#### What this task involves:
Rewrite all the rows below as one numbered list, dropping blank lines and leaving out the pictures.

►

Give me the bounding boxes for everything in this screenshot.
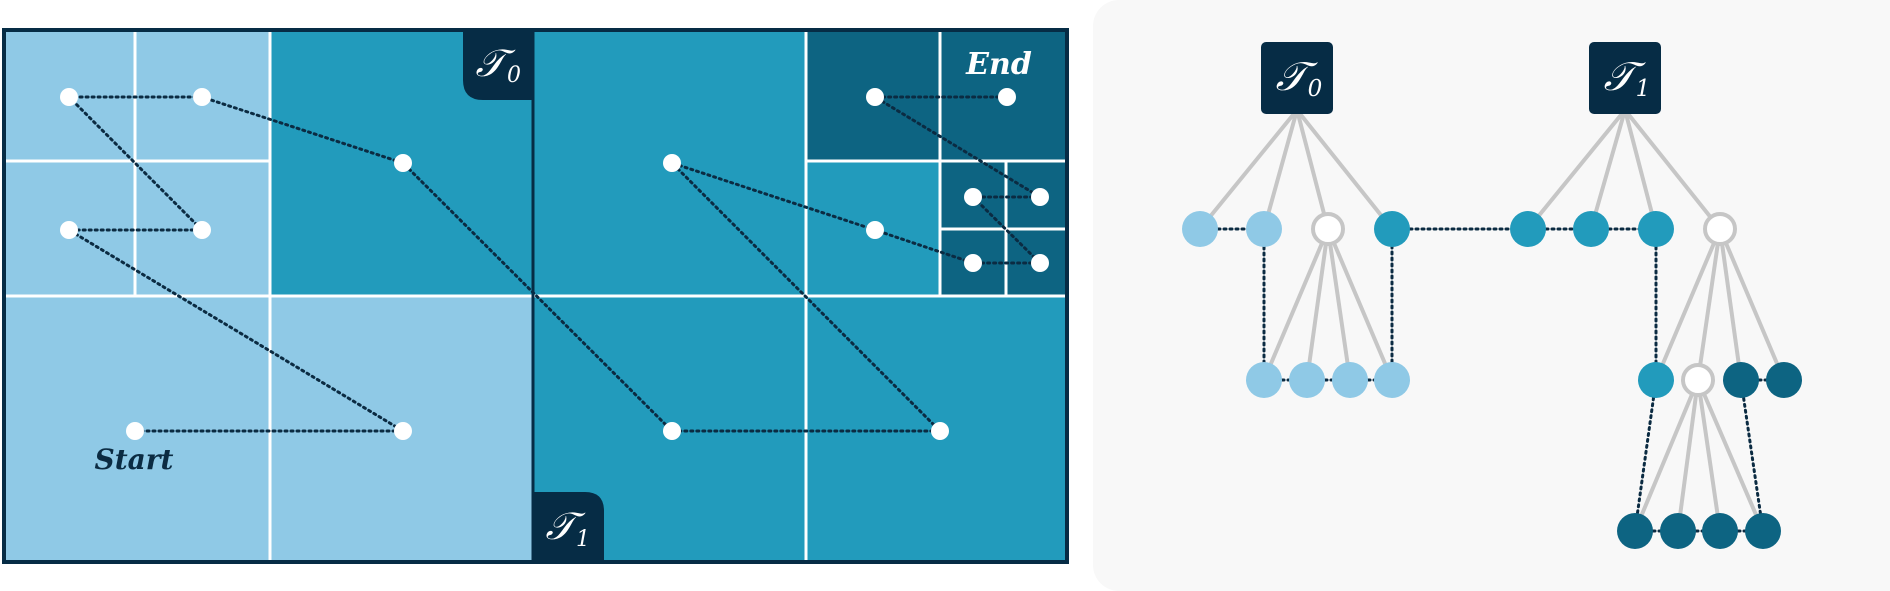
tree0-root-sub: 0 xyxy=(1308,76,1323,102)
cell-center-point xyxy=(394,422,412,440)
quad-cell xyxy=(806,30,1067,161)
tree-leaf-node xyxy=(1573,211,1609,247)
tree1-root-sub: 1 xyxy=(1636,76,1651,102)
tree-leaf-node xyxy=(1638,362,1674,398)
tree1-tab: 𝒯 1 xyxy=(533,492,604,562)
tree-edge xyxy=(1198,108,1299,231)
tree-leaf-node xyxy=(1246,211,1282,247)
tree1-root-node: 𝒯 1 xyxy=(1589,42,1661,114)
cell-center-point xyxy=(866,221,884,239)
tree-internal-node xyxy=(1681,363,1715,397)
tree-leaf-node xyxy=(1182,211,1218,247)
cell-center-point xyxy=(193,88,211,106)
tree-nodes xyxy=(1182,211,1802,549)
tree-edge xyxy=(1262,109,1299,230)
cell-center-point xyxy=(60,88,78,106)
cell-center-point xyxy=(931,422,949,440)
tree-edge xyxy=(1295,109,1330,230)
tree-leaf-node xyxy=(1246,362,1282,398)
tree-edge xyxy=(1326,228,1394,381)
tree1-tab-sub: 1 xyxy=(576,527,590,552)
tree-edge xyxy=(1676,379,1700,532)
tree-leaf-node xyxy=(1745,513,1781,549)
tree-leaf-node xyxy=(1723,362,1759,398)
leaf-order-link xyxy=(1633,378,1658,533)
tree-edge xyxy=(1718,228,1743,381)
tree-internal-node xyxy=(1703,212,1737,246)
tree-diagram: 𝒯 0 𝒯 1 xyxy=(1182,42,1802,549)
tree-edge xyxy=(1526,108,1627,231)
cell-center-point xyxy=(394,154,412,172)
tree-edge xyxy=(1718,228,1786,381)
cell-center-point xyxy=(964,188,982,206)
cell-centers xyxy=(60,88,1049,440)
tree-leaf-node xyxy=(1660,513,1696,549)
tree-edge xyxy=(1623,108,1722,231)
tree-panel: 𝒯 0 𝒯 1 xyxy=(1093,0,1890,591)
tree-edges xyxy=(1198,108,1786,532)
tree0-tab: 𝒯 0 xyxy=(463,30,533,100)
tree-leaf-node xyxy=(1702,513,1738,549)
start-label: Start xyxy=(95,443,174,476)
cell-center-point xyxy=(964,254,982,272)
tree0-tab-sub: 0 xyxy=(507,63,521,88)
cell-center-point xyxy=(126,422,144,440)
tree-edge xyxy=(1326,228,1352,381)
cell-center-point xyxy=(663,154,681,172)
tree-leaf-node xyxy=(1766,362,1802,398)
cell-center-point xyxy=(1031,188,1049,206)
tree0-root-node: 𝒯 0 xyxy=(1261,42,1333,114)
tree-leaf-node xyxy=(1638,211,1674,247)
tree-edge xyxy=(1696,228,1722,381)
tree-edge xyxy=(1696,379,1722,532)
cell-center-point xyxy=(663,422,681,440)
tree-internal-node xyxy=(1311,212,1345,246)
quadtree-diagram: 𝒯 0 𝒯 1 Start End xyxy=(2,28,1069,564)
tree-leaf-node xyxy=(1617,513,1653,549)
tree-edge xyxy=(1295,108,1394,231)
tree-edge xyxy=(1589,109,1627,230)
tree-edge xyxy=(1654,228,1722,381)
cell-center-point xyxy=(866,88,884,106)
tree-edge xyxy=(1696,379,1765,532)
tree-edge xyxy=(1633,379,1700,532)
tree-edge xyxy=(1305,228,1330,381)
leaf-order-link xyxy=(1739,378,1765,533)
tree-leaf-node xyxy=(1510,211,1546,247)
cell-center-point xyxy=(193,221,211,239)
tree-edge xyxy=(1262,228,1330,381)
tree-leaf-node xyxy=(1374,211,1410,247)
tree-leaf-node xyxy=(1374,362,1410,398)
tree-leaf-node xyxy=(1332,362,1368,398)
cell-center-point xyxy=(1031,254,1049,272)
tree-edge xyxy=(1623,109,1658,230)
cell-center-point xyxy=(998,88,1016,106)
end-label: End xyxy=(965,47,1032,82)
cell-center-point xyxy=(60,221,78,239)
tree-leaf-node xyxy=(1289,362,1325,398)
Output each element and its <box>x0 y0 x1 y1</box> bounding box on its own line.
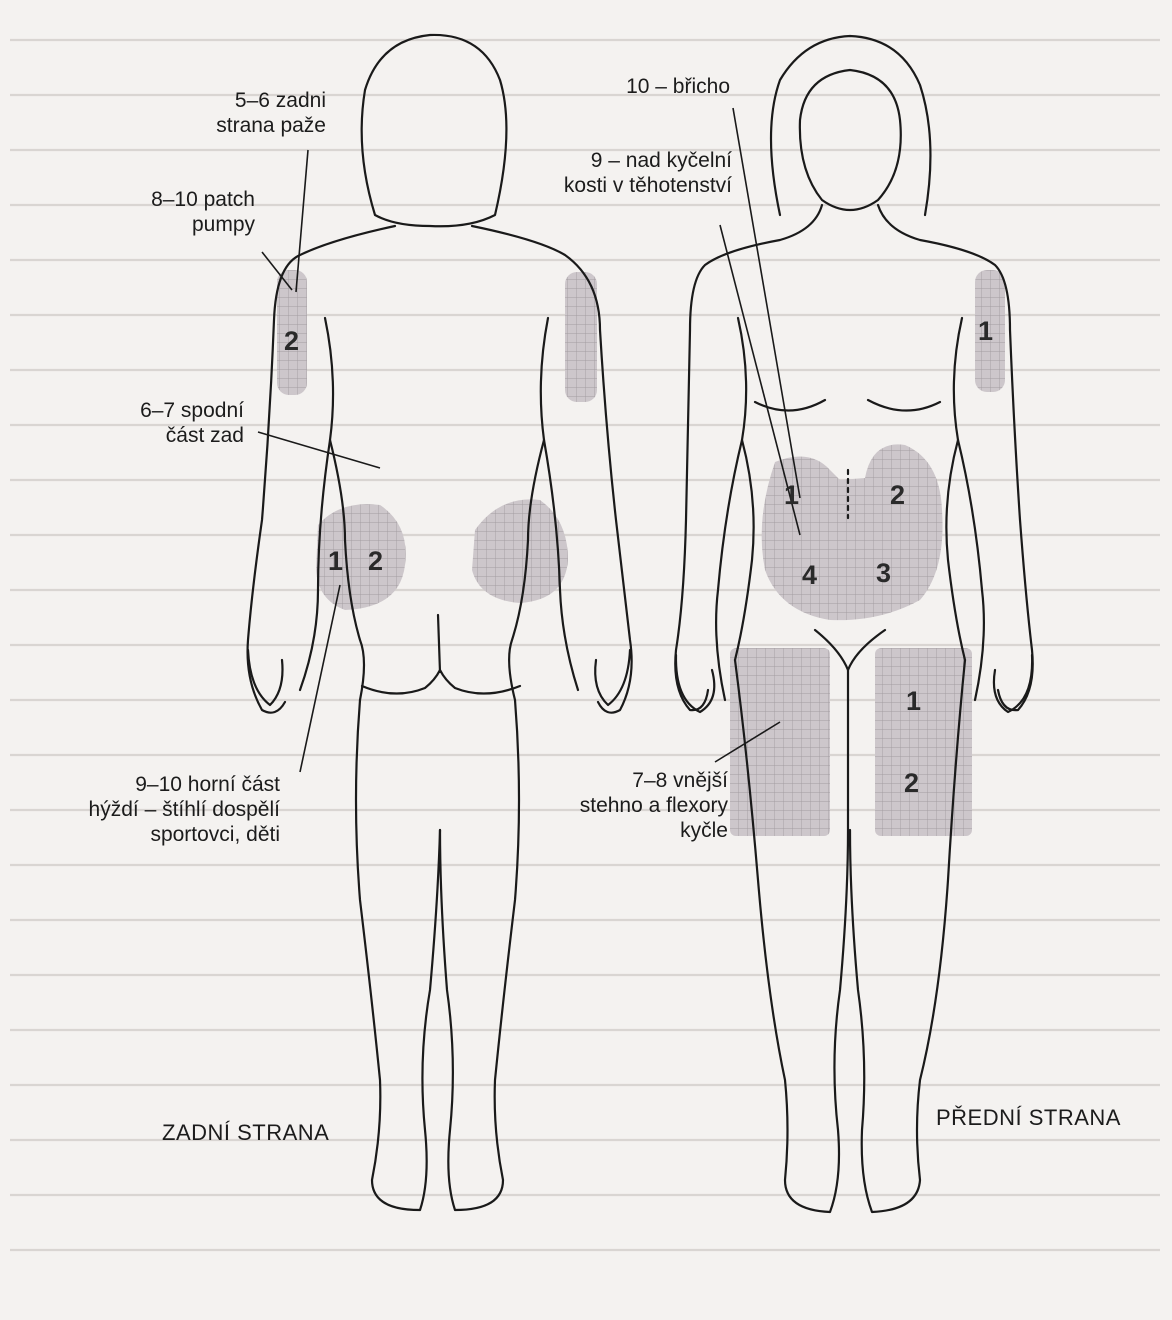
label-hip-bone: 9 – nad kyčelní kosti v těhotenství <box>520 148 732 198</box>
label-thigh-line-1: 7–8 vnější <box>548 768 728 793</box>
leader-lower-back <box>258 432 380 468</box>
label-abdomen-line-1: 10 – břicho <box>590 74 730 99</box>
label-hip-bone-line-2: kosti v těhotenství <box>520 173 732 198</box>
num-thigh-2: 2 <box>904 770 919 797</box>
num-front-arm: 1 <box>978 318 993 345</box>
leader-buttocks <box>300 585 340 772</box>
num-abdomen-4: 4 <box>802 562 817 589</box>
label-buttocks: 9–10 horní část hýždí – štíhlí dospělí s… <box>30 772 280 847</box>
label-back-arm-line-1: 5–6 zadni <box>190 88 326 113</box>
zone-back-hip-right <box>472 499 568 603</box>
label-buttocks-line-1: 9–10 horní část <box>30 772 280 797</box>
label-thigh: 7–8 vnější stehno a flexory kyčle <box>548 768 728 843</box>
label-lower-back-line-2: část zad <box>112 423 244 448</box>
label-hip-bone-line-1: 9 – nad kyčelní <box>520 148 732 173</box>
num-abdomen-3: 3 <box>876 560 891 587</box>
label-lower-back-line-1: 6–7 spodní <box>112 398 244 423</box>
zone-back-arm-right <box>565 272 597 402</box>
zone-abdomen <box>762 444 943 620</box>
num-back-arm: 2 <box>284 328 299 355</box>
label-thigh-line-3: kyčle <box>548 818 728 843</box>
caption-back-side: ZADNÍ STRANA <box>162 1120 329 1146</box>
front-body-outline <box>675 36 1032 1212</box>
label-buttocks-line-3: sportovci, děti <box>30 822 280 847</box>
num-back-hip-right: 2 <box>368 548 383 575</box>
label-patch-pump: 8–10 patch pumpy <box>115 187 255 237</box>
label-back-arm: 5–6 zadni strana paže <box>190 88 326 138</box>
label-patch-pump-line-2: pumpy <box>115 212 255 237</box>
num-thigh-1: 1 <box>906 688 921 715</box>
label-buttocks-line-2: hýždí – štíhlí dospělí <box>30 797 280 822</box>
num-abdomen-2: 2 <box>890 482 905 509</box>
num-abdomen-1: 1 <box>784 482 799 509</box>
label-patch-pump-line-1: 8–10 patch <box>115 187 255 212</box>
label-thigh-line-2: stehno a flexory <box>548 793 728 818</box>
back-body-outline <box>248 35 632 1210</box>
leader-back-arm <box>296 150 308 292</box>
label-back-arm-line-2: strana paže <box>190 113 326 138</box>
label-lower-back: 6–7 spodní část zad <box>112 398 244 448</box>
caption-front-side: PŘEDNÍ STRANA <box>936 1105 1121 1131</box>
label-abdomen: 10 – břicho <box>590 74 730 99</box>
num-back-hip-left: 1 <box>328 548 343 575</box>
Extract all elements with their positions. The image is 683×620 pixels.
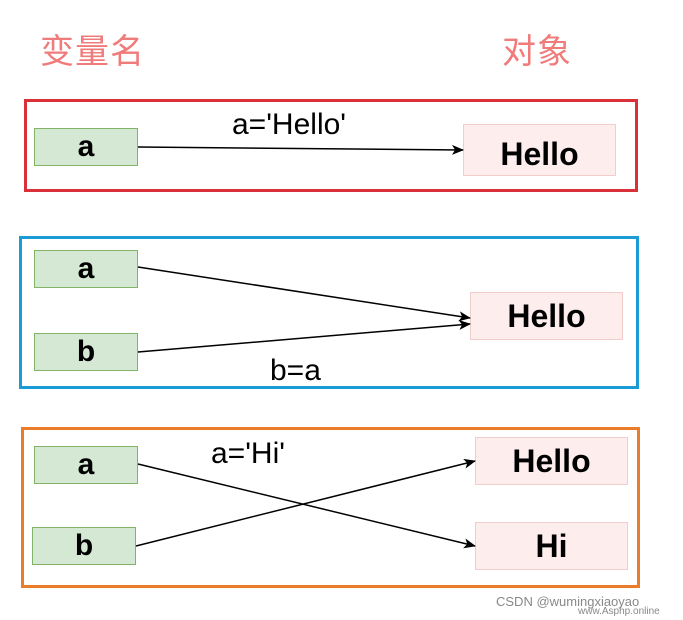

◄

#### Task output:
1. Give me the bounding boxes for everything in this screenshot.
2. tree0-root-sub: 0 xyxy=(1308,76,1323,102)
3. cell-center-point xyxy=(394,422,412,440)
4. quad-cell xyxy=(806,30,1067,161)
5. tree-leaf-node xyxy=(1573,211,1609,247)
6. tree1-root-sub: 1 xyxy=(1636,76,1651,102)
7. tree-leaf-node xyxy=(1638,362,1674,398)
8. tree1-tab: 𝒯 1 xyxy=(533,492,604,562)
9. tree-edge xyxy=(1198,108,1299,231)
10. tree-leaf-node xyxy=(1246,211,1282,247)
11. tree1-root-node: 𝒯 1 xyxy=(1589,42,1661,114)
12. cell-center-point xyxy=(866,221,884,239)
13. tree-internal-node xyxy=(1681,363,1715,397)
14. tree-leaf-node xyxy=(1182,211,1218,247)
15. cell-center-point xyxy=(193,88,211,106)
16. tree-nodes xyxy=(1182,211,1802,549)
17. tree-edge xyxy=(1262,109,1299,230)
18. cell-center-point xyxy=(60,88,78,106)
19. cell-center-point xyxy=(931,422,949,440)
20. tree-edge xyxy=(1295,109,1330,230)
21. tree-leaf-node xyxy=(1246,362,1282,398)
22. tree-edge xyxy=(1326,228,1394,381)
23. tree1-tab-sub: 1 xyxy=(576,527,590,552)
24. tree-edge xyxy=(1676,379,1700,532)
25. tree-leaf-node xyxy=(1745,513,1781,549)
26. tree-leaf-node xyxy=(1723,362,1759,398)
27. leaf-order-link xyxy=(1633,378,1658,533)
28. tree-edge xyxy=(1718,228,1743,381)
29. tree-internal-node xyxy=(1703,212,1737,246)
30. tree-diagram: 𝒯 0 𝒯 1 xyxy=(1182,42,1802,549)
31. tree-edge xyxy=(1526,108,1627,231)
32. cell-center-point xyxy=(394,154,412,172)
33. tree-edge xyxy=(1718,228,1786,381)
34. cell-center-point xyxy=(964,188,982,206)
35. cell-centers xyxy=(60,88,1049,440)
36. tree-leaf-node xyxy=(1660,513,1696,549)
37. tree-edge xyxy=(1623,108,1722,231)
38. tree-panel: 𝒯 0 𝒯 1 xyxy=(1093,0,1890,591)
39. tree-edges xyxy=(1198,108,1786,532)
40. tree0-tab: 𝒯 0 xyxy=(463,30,533,100)
41. tree-leaf-node xyxy=(1702,513,1738,549)
42. start-label: Start xyxy=(95,443,174,476)
43. cell-center-point xyxy=(964,254,982,272)
44. tree0-tab-sub: 0 xyxy=(507,63,521,88)
45. cell-center-point xyxy=(126,422,144,440)
46. tree-edge xyxy=(1326,228,1352,381)
47. cell-center-point xyxy=(663,154,681,172)
48. tree-leaf-node xyxy=(1766,362,1802,398)
49. cell-center-point xyxy=(1031,188,1049,206)
50. tree0-root-node: 𝒯 0 xyxy=(1261,42,1333,114)
51. tree-leaf-node xyxy=(1638,211,1674,247)
52. tree-edge xyxy=(1696,228,1722,381)
53. tree-edge xyxy=(1696,379,1722,532)
54. cell-center-point xyxy=(663,422,681,440)
55. tree-internal-node xyxy=(1311,212,1345,246)
56. quadtree-diagram: 𝒯 0 𝒯 1 Start End xyxy=(2,28,1069,564)
57. tree-leaf-node xyxy=(1617,513,1653,549)
58. tree-edge xyxy=(1295,108,1394,231)
59. tree-edge xyxy=(1589,109,1627,230)
60. tree-edge xyxy=(1654,228,1722,381)
61. cell-center-point xyxy=(866,88,884,106)
62. tree-edge xyxy=(1696,379,1765,532)
63. tree-edge xyxy=(1633,379,1700,532)
64. tree-edge xyxy=(1305,228,1330,381)
65. leaf-order-link xyxy=(1739,378,1765,533)
66. tree-leaf-node xyxy=(1510,211,1546,247)
67. cell-center-point xyxy=(193,221,211,239)
68. tree-edge xyxy=(1262,228,1330,381)
69. tree-leaf-node xyxy=(1374,211,1410,247)
70. tree-leaf-node xyxy=(1374,362,1410,398)
71. tree-leaf-node xyxy=(1332,362,1368,398)
72. cell-center-point xyxy=(1031,254,1049,272)
73. tree-edge xyxy=(1623,109,1658,230)
74. cell-center-point xyxy=(998,88,1016,106)
75. end-label: End xyxy=(965,47,1032,82)
76. cell-center-point xyxy=(60,221,78,239)
77. tree-leaf-node xyxy=(1289,362,1325,398)
78. Output each element and its <box>x0 y0 x1 y1</box> bounding box on its own line.
79. label-hip-bone: 9 – nad kyčelní kosti v těhotenství <box>520 148 732 198</box>
80. label-thigh-line-1: 7–8 vnější <box>548 768 728 793</box>
81. leader-lower-back <box>258 432 380 468</box>
82. label-abdomen-line-1: 10 – břicho <box>590 74 730 99</box>
83. label-hip-bone-line-2: kosti v těhotenství <box>520 173 732 198</box>
84. num-thigh-2: 2 <box>904 770 919 797</box>
85. num-front-arm: 1 <box>978 318 993 345</box>
86. leader-buttocks <box>300 585 340 772</box>
87. num-abdomen-4: 4 <box>802 562 817 589</box>
88. label-buttocks: 9–10 horní část hýždí – štíhlí dospělí s… <box>30 772 280 847</box>
89. label-back-arm-line-1: 5–6 zadni <box>190 88 326 113</box>
90. zone-back-hip-right <box>472 499 568 603</box>
91. label-buttocks-line-1: 9–10 horní část <box>30 772 280 797</box>
92. label-thigh: 7–8 vnější stehno a flexory kyčle <box>548 768 728 843</box>
93. label-lower-back-line-2: část zad <box>112 423 244 448</box>
94. label-hip-bone-line-1: 9 – nad kyčelní <box>520 148 732 173</box>
95. num-abdomen-3: 3 <box>876 560 891 587</box>
96. label-lower-back-line-1: 6–7 spodní <box>112 398 244 423</box>
97. zone-back-arm-right <box>565 272 597 402</box>
98. zone-abdomen <box>762 444 943 620</box>
99. num-back-arm: 2 <box>284 328 299 355</box>
100. label-thigh-line-3: kyčle <box>548 818 728 843</box>
101. caption-back-side: ZADNÍ STRANA <box>162 1120 329 1146</box>
102. front-body-outline <box>675 36 1032 1212</box>
103. label-buttocks-line-3: sportovci, děti <box>30 822 280 847</box>
104. num-back-hip-right: 2 <box>368 548 383 575</box>
105. label-patch-pump: 8–10 patch pumpy <box>115 187 255 237</box>
106. label-back-arm: 5–6 zadni strana paže <box>190 88 326 138</box>
107. label-patch-pump-line-2: pumpy <box>115 212 255 237</box>
108. num-thigh-1: 1 <box>906 688 921 715</box>
109. label-buttocks-line-2: hýždí – štíhlí dospělí <box>30 797 280 822</box>
110. num-abdomen-2: 2 <box>890 482 905 509</box>
111. num-abdomen-1: 1 <box>784 482 799 509</box>
112. label-patch-pump-line-1: 8–10 patch <box>115 187 255 212</box>
113. label-thigh-line-2: stehno a flexory <box>548 793 728 818</box>
114. back-body-outline <box>248 35 632 1210</box>
115. leader-back-arm <box>296 150 308 292</box>
116. label-back-arm-line-2: strana paže <box>190 113 326 138</box>
117. label-lower-back: 6–7 spodní část zad <box>112 398 244 448</box>
118. caption-front-side: PŘEDNÍ STRANA <box>936 1105 1121 1131</box>
119. label-abdomen: 10 – břicho <box>590 74 730 99</box>
120. num-back-hip-left: 1 <box>328 548 343 575</box>
121. Extract all elements with their positions. The image is 683×620 pixels.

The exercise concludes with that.